- Task statement -
Set out each line from the following listing that includes the word "Sauce".

- Exercise materials -
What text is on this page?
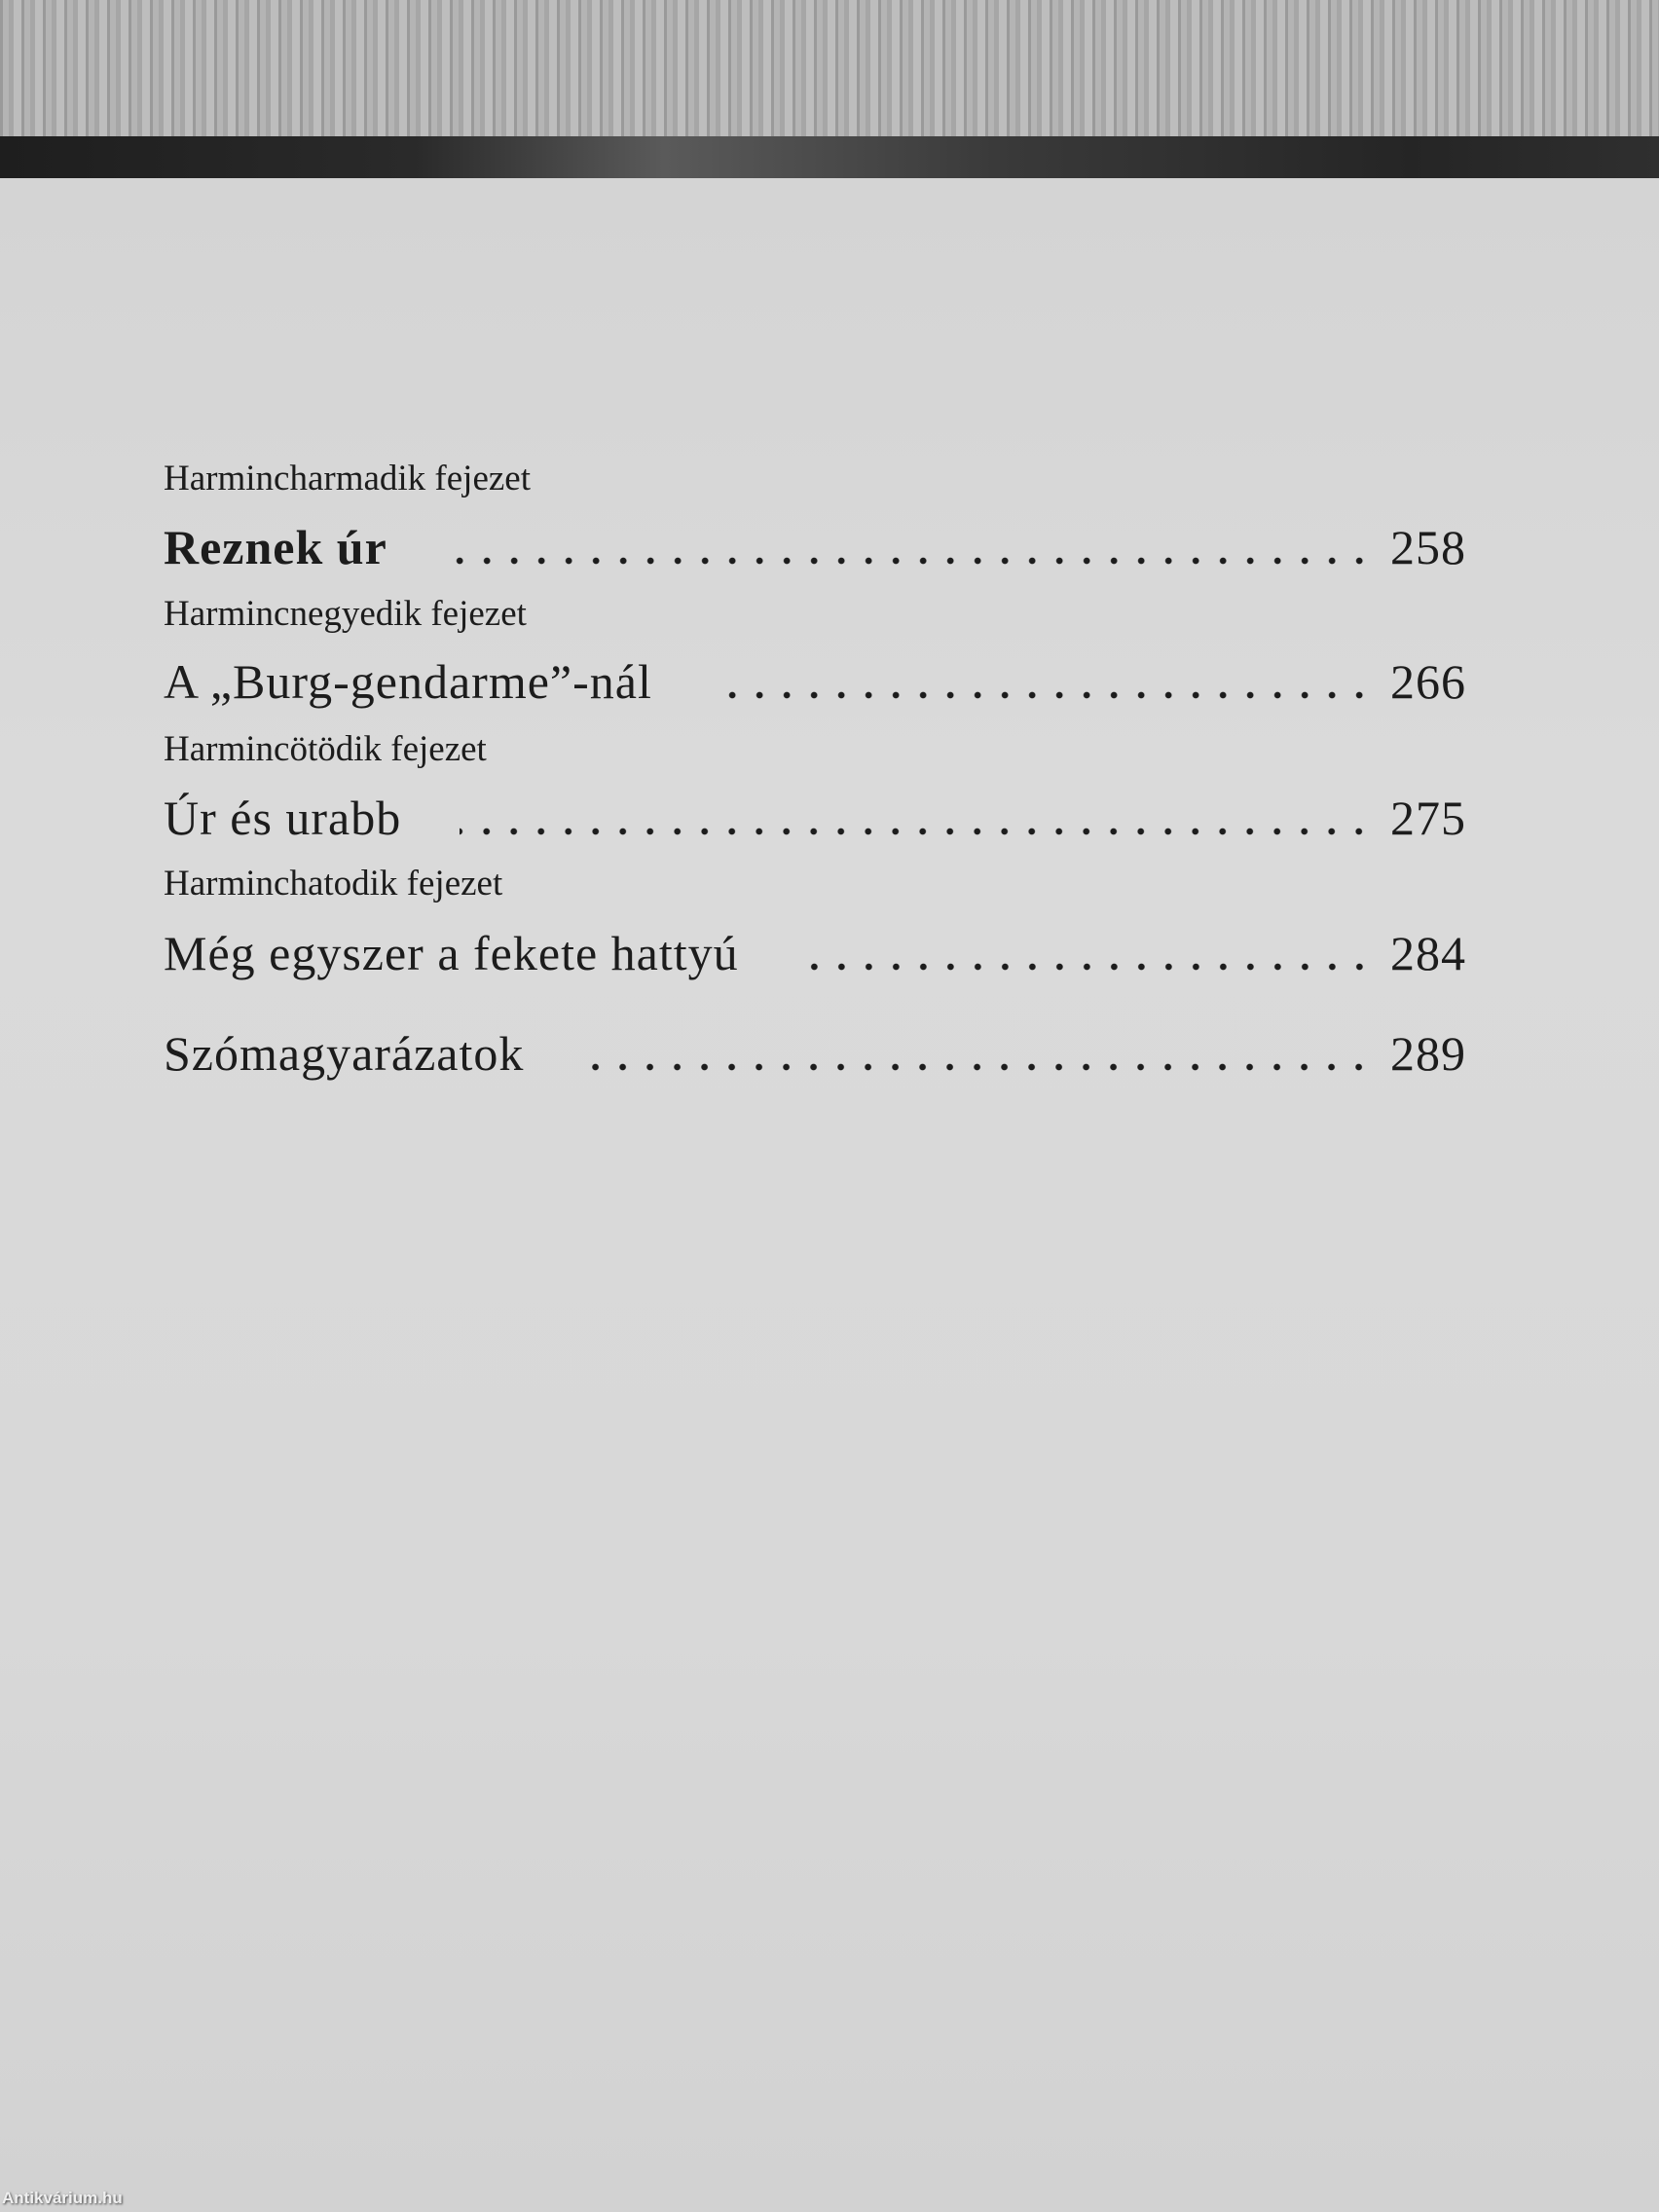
Harmincharmadik fejezet
Reznek úr	258
Harmincnegyedik fejezet
A „Burg-gendarme”-nál	266
Harmincötödik fejezet
Úr és urabb	275
Harminchatodik fejezet
Még egyszer a fekete hattyú	284
Szómagyarázatok	289
Antikvárium.hu
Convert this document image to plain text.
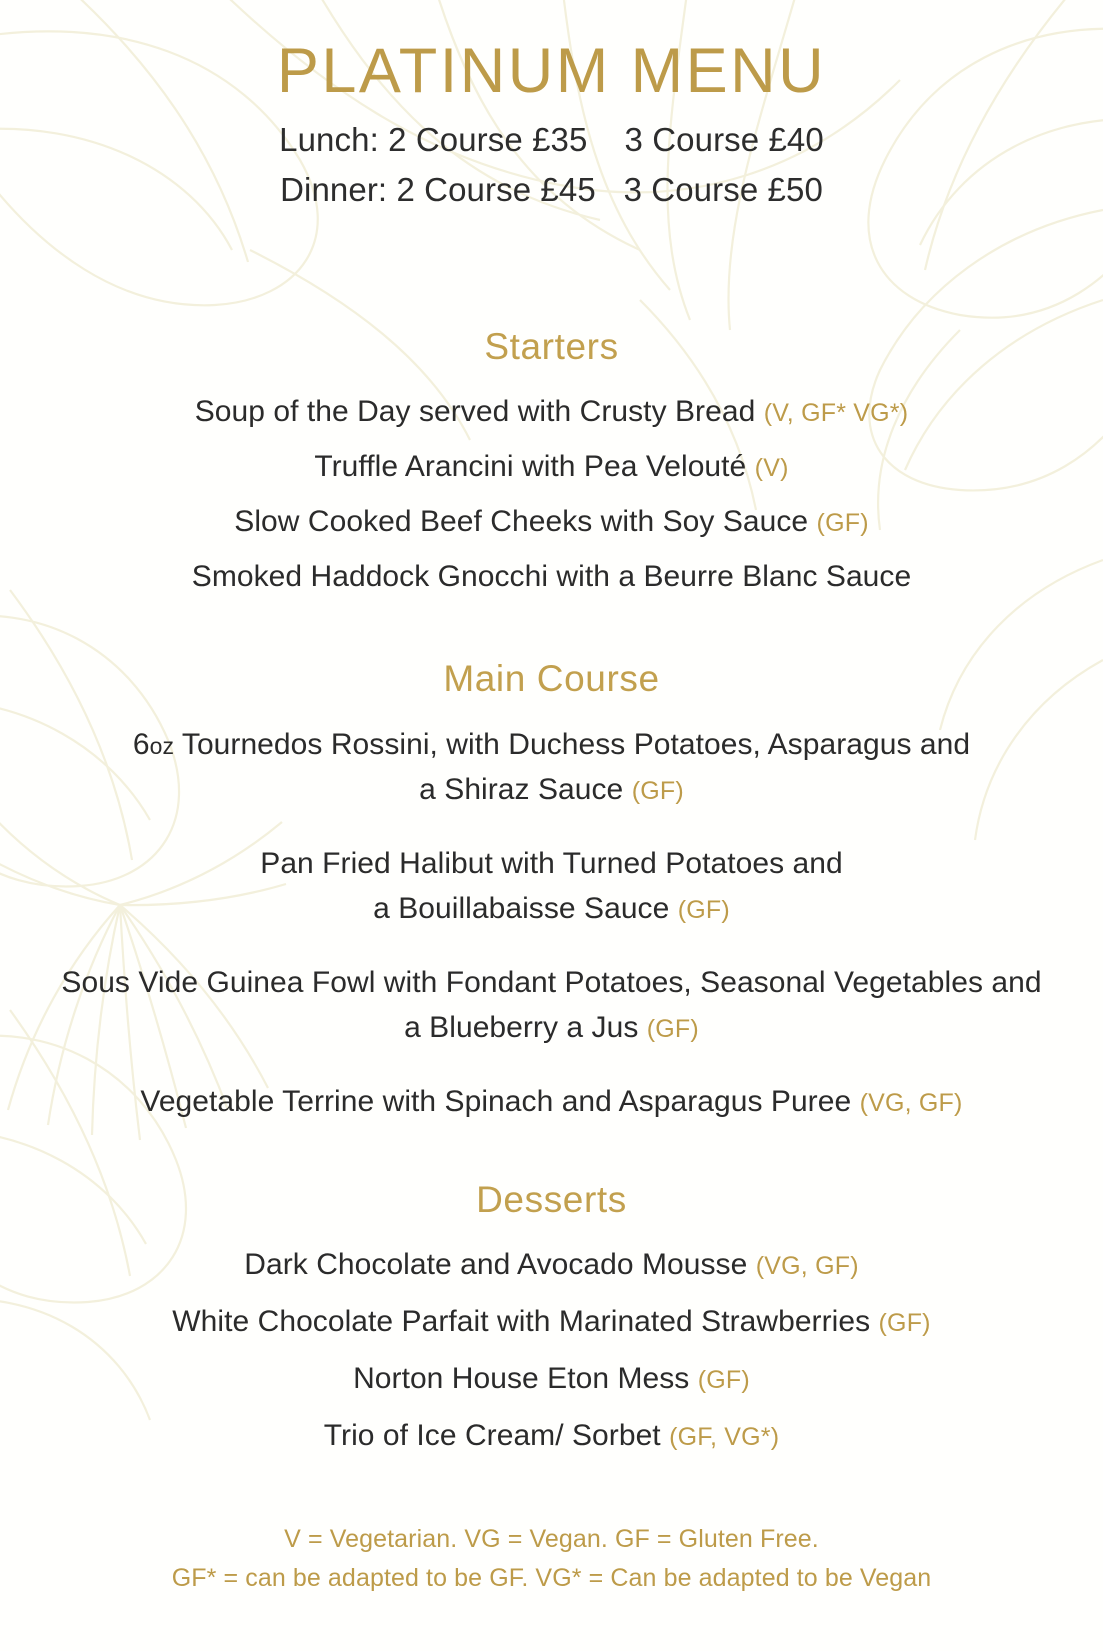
PLATINUM MENU
Lunch: 2 Course £35    3 Course £40
Dinner: 2 Course £45   3 Course £50
Starters
Soup of the Day served with Crusty Bread (V, GF* VG*)
Truffle Arancini with Pea Velouté (V)
Slow Cooked Beef Cheeks with Soy Sauce (GF)
Smoked Haddock Gnocchi with a Beurre Blanc Sauce
Main Course
6oz Tournedos Rossini, with Duchess Potatoes, Asparagus and
a Shiraz Sauce (GF)
Pan Fried Halibut with Turned Potatoes and
a Bouillabaisse Sauce (GF)
Sous Vide Guinea Fowl with Fondant Potatoes, Seasonal Vegetables and
a Blueberry a Jus (GF)
Vegetable Terrine with Spinach and Asparagus Puree (VG, GF)
Desserts
Dark Chocolate and Avocado Mousse (VG, GF)
White Chocolate Parfait with Marinated Strawberries (GF)
Norton House Eton Mess (GF)
Trio of Ice Cream/ Sorbet (GF, VG*)
V = Vegetarian. VG = Vegan. GF = Gluten Free.
GF* = can be adapted to be GF. VG* = Can be adapted to be Vegan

- Problem solution -
Slow Cooked Beef Cheeks with Soy Sauce (GF)
Smoked Haddock Gnocchi with a Beurre Blanc Sauce
a Shiraz Sauce (GF)
a Bouillabaisse Sauce (GF)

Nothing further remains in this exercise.